## START SOURCE RECORDS

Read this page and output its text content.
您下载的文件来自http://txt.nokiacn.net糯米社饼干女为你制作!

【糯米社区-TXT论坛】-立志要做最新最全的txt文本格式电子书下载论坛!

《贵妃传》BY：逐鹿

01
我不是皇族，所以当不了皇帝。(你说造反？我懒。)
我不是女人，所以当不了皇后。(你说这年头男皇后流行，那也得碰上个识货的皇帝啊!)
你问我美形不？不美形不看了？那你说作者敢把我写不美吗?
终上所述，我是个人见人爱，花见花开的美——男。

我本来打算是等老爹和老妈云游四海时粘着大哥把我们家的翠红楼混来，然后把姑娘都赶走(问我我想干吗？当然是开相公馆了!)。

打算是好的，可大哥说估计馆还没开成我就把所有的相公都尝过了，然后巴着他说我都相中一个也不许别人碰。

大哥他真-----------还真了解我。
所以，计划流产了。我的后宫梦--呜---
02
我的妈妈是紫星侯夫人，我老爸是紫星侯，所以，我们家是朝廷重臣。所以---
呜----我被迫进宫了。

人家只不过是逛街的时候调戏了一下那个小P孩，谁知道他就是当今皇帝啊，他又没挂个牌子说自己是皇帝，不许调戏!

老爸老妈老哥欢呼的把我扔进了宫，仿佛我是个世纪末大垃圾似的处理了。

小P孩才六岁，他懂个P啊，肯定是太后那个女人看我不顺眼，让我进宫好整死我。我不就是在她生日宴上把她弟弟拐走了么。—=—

## END SOURCE RECORDS

■ WHAT IS ASKED
Transcribe the material exactly as it reads.

■ WRITTEN SOLUTION
Read this page and output its text content.
您下载的文件来自http://txt.nokiacn.net糯米社饼干女为你制作!

【糯米社区-TXT论坛】-立志要做最新最全的txt文本格式电子书下载论坛!

《贵妃传》BY：逐鹿

01
我不是皇族，所以当不了皇帝。(你说造反？我懒。)
我不是女人，所以当不了皇后。(你说这年头男皇后流行，那也得碰上个识货的皇帝啊!)
你问我美形不？不美形不看了？那你说作者敢把我写不美吗?
终上所述，我是个人见人爱，花见花开的美——男。

我本来打算是等老爹和老妈云游四海时粘着大哥把我们家的翠红楼混来，然后把姑娘都赶走(问我我想干吗？当然是开相公馆了!)。

打算是好的，可大哥说估计馆还没开成我就把所有的相公都尝过了，然后巴着他说我都相中一个也不许别人碰。

大哥他真-----------还真了解我。
所以，计划流产了。我的后宫梦--呜---
02
我的妈妈是紫星侯夫人，我老爸是紫星侯，所以，我们家是朝廷重臣。所以---
呜----我被迫进宫了。

人家只不过是逛街的时候调戏了一下那个小P孩，谁知道他就是当今皇帝啊，他又没挂个牌子说自己是皇帝，不许调戏!

老爸老妈老哥欢呼的把我扔进了宫，仿佛我是个世纪末大垃圾似的处理了。

小P孩才六岁，他懂个P啊，肯定是太后那个女人看我不顺眼，让我进宫好整死我。我不就是在她生日宴上把她弟弟拐走了么。—=—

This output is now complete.